Task to carry out: Quote the data below in full, minus the images.

* begin Records provided *

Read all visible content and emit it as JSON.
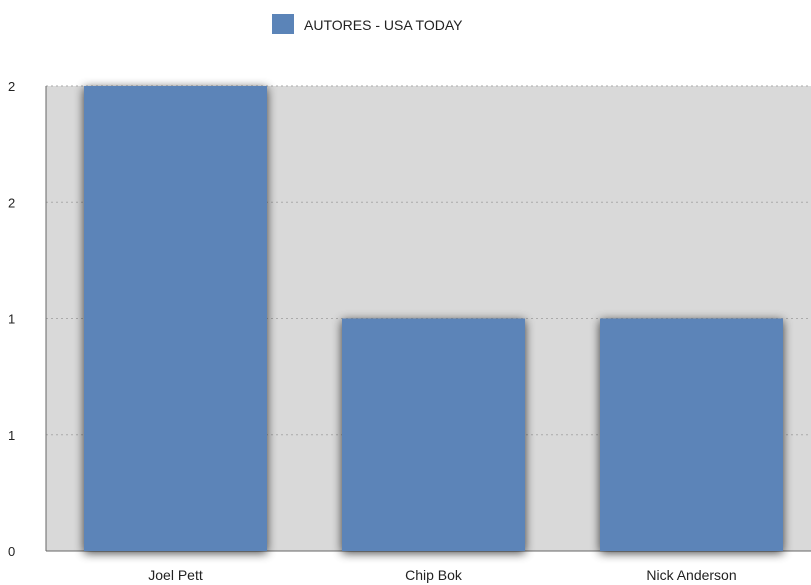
{
  "chart_data": {
    "type": "bar",
    "categories": [
      "Joel Pett",
      "Chip Bok",
      "Nick Anderson"
    ],
    "series": [
      {
        "name": "AUTORES - USA TODAY",
        "values": [
          2,
          1,
          1
        ],
        "color": "#5b84b8"
      }
    ],
    "y_tick_labels": [
      "0",
      "1",
      "1",
      "2",
      "2"
    ],
    "ylim": [
      0,
      2
    ],
    "grid": true,
    "legend": "top-center",
    "plot_background": "#d9d9d9"
  }
}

* end Records provided *

Task response:
Read all visible content and emit it as JSON.
{
  "chart_data": {
    "type": "bar",
    "categories": [
      "Joel Pett",
      "Chip Bok",
      "Nick Anderson"
    ],
    "series": [
      {
        "name": "AUTORES - USA TODAY",
        "values": [
          2,
          1,
          1
        ],
        "color": "#5b84b8"
      }
    ],
    "y_tick_labels": [
      "0",
      "1",
      "1",
      "2",
      "2"
    ],
    "ylim": [
      0,
      2
    ],
    "grid": true,
    "legend": "top-center",
    "plot_background": "#d9d9d9"
  }
}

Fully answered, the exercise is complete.